- **SHORT PROBLEM**
Print the entries below in their entirety, exactly as they are written.

- **PROVIDED MATERIAL**
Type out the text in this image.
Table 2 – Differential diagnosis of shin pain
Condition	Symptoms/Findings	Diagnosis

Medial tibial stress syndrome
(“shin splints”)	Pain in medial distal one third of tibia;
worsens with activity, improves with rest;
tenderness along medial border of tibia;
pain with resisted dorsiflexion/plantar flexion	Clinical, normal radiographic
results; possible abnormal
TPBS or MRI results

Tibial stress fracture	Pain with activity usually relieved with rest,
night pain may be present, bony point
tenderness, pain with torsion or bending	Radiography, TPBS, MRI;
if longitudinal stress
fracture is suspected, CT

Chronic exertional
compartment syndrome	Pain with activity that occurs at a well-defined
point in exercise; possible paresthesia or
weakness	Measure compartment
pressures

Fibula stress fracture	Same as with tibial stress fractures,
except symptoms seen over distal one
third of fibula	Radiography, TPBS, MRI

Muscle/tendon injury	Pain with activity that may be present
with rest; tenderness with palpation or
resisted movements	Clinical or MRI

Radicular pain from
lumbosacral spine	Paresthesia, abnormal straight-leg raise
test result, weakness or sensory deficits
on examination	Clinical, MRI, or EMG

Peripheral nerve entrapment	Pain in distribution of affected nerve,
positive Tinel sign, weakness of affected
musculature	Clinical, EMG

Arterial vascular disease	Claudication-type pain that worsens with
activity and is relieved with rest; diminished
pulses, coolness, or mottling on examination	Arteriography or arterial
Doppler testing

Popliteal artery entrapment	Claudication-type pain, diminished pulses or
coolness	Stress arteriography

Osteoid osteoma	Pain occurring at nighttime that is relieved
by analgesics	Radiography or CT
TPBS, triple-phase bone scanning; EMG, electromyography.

- **OUTPUT OF THE TASK**
Type out the text in this image.
Table 2 – Differential diagnosis of shin pain
Condition	Symptoms/Findings	Diagnosis

Medial tibial stress syndrome
(“shin splints”)	Pain in medial distal one third of tibia;
worsens with activity, improves with rest;
tenderness along medial border of tibia;
pain with resisted dorsiflexion/plantar flexion	Clinical, normal radiographic
results; possible abnormal
TPBS or MRI results

Tibial stress fracture	Pain with activity usually relieved with rest,
night pain may be present, bony point
tenderness, pain with torsion or bending	Radiography, TPBS, MRI;
if longitudinal stress
fracture is suspected, CT

Chronic exertional
compartment syndrome	Pain with activity that occurs at a well-defined
point in exercise; possible paresthesia or
weakness	Measure compartment
pressures

Fibula stress fracture	Same as with tibial stress fractures,
except symptoms seen over distal one
third of fibula	Radiography, TPBS, MRI

Muscle/tendon injury	Pain with activity that may be present
with rest; tenderness with palpation or
resisted movements	Clinical or MRI

Radicular pain from
lumbosacral spine	Paresthesia, abnormal straight-leg raise
test result, weakness or sensory deficits
on examination	Clinical, MRI, or EMG

Peripheral nerve entrapment	Pain in distribution of affected nerve,
positive Tinel sign, weakness of affected
musculature	Clinical, EMG

Arterial vascular disease	Claudication-type pain that worsens with
activity and is relieved with rest; diminished
pulses, coolness, or mottling on examination	Arteriography or arterial
Doppler testing

Popliteal artery entrapment	Claudication-type pain, diminished pulses or
coolness	Stress arteriography

Osteoid osteoma	Pain occurring at nighttime that is relieved
by analgesics	Radiography or CT
TPBS, triple-phase bone scanning; EMG, electromyography.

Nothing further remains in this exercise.